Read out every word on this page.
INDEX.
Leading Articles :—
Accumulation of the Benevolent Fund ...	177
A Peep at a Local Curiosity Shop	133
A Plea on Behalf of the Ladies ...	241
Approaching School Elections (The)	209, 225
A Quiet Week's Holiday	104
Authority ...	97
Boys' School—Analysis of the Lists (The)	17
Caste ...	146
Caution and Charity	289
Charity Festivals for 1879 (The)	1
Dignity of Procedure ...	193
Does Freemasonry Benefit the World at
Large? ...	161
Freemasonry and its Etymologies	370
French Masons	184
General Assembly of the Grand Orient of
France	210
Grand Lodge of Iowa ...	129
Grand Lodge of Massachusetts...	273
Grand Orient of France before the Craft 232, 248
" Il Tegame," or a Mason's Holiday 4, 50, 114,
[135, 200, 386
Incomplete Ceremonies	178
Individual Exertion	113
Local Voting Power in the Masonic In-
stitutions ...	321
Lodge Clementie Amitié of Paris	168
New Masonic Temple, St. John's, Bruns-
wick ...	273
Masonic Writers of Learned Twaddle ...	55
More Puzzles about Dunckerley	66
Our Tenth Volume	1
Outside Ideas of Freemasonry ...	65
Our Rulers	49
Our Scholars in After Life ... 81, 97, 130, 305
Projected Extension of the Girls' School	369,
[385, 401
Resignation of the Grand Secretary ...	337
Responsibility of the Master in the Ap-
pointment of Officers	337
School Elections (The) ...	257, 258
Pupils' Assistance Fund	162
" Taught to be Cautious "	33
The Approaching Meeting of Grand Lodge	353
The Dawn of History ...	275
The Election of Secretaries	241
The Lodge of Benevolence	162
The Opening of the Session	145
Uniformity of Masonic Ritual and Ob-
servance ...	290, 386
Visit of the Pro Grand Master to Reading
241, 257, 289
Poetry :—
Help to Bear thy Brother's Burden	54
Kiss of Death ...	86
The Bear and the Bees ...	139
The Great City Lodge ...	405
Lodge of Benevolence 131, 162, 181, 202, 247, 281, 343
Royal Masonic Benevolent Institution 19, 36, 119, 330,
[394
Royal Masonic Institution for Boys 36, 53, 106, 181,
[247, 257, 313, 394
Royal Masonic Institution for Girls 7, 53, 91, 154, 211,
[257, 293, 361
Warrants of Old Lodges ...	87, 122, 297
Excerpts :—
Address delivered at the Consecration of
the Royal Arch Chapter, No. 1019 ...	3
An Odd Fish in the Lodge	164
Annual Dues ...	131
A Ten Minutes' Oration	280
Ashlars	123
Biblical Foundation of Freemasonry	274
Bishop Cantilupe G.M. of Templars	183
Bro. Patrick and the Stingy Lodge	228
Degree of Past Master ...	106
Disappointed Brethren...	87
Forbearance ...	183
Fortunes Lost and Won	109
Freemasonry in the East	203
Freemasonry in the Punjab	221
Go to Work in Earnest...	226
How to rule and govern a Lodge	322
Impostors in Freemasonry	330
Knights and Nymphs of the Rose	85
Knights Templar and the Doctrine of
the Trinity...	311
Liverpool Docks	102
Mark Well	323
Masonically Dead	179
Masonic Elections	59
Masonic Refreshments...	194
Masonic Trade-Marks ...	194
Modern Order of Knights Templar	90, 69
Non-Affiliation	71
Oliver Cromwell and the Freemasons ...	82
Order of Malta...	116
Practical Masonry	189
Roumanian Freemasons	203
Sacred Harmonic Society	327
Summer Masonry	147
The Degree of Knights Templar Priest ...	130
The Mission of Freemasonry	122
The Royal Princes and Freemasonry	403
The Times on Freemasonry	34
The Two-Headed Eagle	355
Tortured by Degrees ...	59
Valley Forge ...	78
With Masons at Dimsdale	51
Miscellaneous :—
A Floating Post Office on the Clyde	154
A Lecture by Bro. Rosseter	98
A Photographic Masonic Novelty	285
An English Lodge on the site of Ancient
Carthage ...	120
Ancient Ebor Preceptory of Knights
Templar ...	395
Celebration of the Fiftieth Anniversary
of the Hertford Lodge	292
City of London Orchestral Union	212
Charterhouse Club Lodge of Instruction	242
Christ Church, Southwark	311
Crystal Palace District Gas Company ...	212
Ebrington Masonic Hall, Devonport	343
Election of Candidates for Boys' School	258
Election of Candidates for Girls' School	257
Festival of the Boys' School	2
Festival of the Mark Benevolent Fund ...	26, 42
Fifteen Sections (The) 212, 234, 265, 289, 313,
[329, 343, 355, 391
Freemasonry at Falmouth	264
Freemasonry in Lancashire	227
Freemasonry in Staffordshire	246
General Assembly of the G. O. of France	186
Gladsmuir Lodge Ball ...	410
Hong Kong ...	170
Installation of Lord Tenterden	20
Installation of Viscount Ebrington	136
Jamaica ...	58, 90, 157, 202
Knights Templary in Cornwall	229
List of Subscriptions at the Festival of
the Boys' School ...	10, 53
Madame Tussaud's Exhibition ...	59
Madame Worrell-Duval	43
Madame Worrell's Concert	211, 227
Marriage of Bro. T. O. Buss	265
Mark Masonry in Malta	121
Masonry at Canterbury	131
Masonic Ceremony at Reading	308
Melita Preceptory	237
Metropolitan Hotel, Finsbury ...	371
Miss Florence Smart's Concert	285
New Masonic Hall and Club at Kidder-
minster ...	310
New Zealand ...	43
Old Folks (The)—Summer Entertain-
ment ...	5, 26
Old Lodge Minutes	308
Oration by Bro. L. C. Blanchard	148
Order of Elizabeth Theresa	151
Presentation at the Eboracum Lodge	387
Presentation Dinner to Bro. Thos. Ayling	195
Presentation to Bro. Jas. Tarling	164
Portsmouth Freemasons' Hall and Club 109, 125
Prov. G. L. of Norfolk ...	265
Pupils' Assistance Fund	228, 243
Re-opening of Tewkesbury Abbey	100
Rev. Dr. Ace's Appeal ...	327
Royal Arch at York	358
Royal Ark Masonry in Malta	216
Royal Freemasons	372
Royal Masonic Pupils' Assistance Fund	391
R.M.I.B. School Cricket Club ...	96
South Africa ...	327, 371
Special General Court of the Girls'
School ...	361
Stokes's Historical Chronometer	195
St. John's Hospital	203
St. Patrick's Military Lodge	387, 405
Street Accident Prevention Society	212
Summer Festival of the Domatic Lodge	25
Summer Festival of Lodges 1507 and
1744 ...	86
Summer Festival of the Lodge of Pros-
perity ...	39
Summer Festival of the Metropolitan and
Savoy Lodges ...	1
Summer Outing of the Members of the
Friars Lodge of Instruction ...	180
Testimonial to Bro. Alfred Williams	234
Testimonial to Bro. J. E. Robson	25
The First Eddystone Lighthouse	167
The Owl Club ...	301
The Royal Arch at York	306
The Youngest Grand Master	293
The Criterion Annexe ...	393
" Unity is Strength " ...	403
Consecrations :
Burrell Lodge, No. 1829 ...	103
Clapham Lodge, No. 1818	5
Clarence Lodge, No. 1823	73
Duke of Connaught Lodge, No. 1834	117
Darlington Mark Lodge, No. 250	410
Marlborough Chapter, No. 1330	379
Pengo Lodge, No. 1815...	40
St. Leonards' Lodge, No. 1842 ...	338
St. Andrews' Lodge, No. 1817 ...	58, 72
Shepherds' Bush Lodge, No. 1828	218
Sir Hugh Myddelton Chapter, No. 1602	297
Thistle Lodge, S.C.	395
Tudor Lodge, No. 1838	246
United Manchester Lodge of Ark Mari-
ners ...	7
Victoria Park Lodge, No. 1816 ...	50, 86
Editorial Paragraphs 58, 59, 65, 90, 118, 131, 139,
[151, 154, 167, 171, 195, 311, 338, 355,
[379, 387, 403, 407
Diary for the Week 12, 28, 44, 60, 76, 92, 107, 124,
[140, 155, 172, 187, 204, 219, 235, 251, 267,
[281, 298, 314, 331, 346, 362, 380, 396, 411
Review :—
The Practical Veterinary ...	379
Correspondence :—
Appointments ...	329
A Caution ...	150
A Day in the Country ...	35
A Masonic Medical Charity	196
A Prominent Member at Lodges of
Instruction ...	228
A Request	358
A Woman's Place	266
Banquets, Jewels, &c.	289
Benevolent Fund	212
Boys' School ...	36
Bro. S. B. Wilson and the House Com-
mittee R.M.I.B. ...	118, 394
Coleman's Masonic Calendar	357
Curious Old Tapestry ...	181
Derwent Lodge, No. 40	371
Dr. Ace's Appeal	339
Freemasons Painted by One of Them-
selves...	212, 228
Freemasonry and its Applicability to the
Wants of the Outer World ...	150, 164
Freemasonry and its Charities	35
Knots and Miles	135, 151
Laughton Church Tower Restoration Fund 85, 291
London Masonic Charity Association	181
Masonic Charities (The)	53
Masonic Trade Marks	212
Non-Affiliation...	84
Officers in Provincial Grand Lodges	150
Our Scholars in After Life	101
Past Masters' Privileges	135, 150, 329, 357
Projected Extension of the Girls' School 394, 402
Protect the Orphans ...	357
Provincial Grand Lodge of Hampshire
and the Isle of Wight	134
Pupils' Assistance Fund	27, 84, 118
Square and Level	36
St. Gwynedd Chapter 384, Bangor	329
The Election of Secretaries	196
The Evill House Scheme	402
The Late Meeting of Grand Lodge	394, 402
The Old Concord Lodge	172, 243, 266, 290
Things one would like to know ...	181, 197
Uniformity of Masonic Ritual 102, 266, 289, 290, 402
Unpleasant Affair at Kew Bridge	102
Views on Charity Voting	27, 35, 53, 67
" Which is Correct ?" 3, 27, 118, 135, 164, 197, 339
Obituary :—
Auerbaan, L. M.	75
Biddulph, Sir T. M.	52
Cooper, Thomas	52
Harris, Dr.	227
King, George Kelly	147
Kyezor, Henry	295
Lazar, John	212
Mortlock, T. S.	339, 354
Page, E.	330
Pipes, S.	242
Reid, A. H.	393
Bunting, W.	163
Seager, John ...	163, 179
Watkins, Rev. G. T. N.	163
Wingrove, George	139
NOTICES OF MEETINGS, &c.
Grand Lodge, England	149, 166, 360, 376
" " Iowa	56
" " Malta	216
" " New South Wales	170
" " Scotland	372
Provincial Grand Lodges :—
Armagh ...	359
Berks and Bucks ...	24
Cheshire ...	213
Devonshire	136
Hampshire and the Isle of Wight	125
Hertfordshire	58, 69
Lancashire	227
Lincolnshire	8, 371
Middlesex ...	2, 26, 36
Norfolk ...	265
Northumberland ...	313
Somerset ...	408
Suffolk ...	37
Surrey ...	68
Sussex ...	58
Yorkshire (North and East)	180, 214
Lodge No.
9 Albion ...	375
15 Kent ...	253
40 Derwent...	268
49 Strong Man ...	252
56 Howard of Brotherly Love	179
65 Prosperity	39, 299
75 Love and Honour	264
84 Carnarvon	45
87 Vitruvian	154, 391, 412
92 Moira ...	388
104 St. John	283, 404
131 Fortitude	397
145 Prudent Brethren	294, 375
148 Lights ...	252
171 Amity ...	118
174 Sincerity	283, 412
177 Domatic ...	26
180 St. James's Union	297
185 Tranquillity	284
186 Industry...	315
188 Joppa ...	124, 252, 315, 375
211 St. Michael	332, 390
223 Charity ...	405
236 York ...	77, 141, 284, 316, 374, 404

### Exercise directions:
Search the lines above for the string "Voting", then show every one that has it.

### The answer:
Local Voting Power in the Masonic In-
Views on Charity Voting	27, 35, 53, 67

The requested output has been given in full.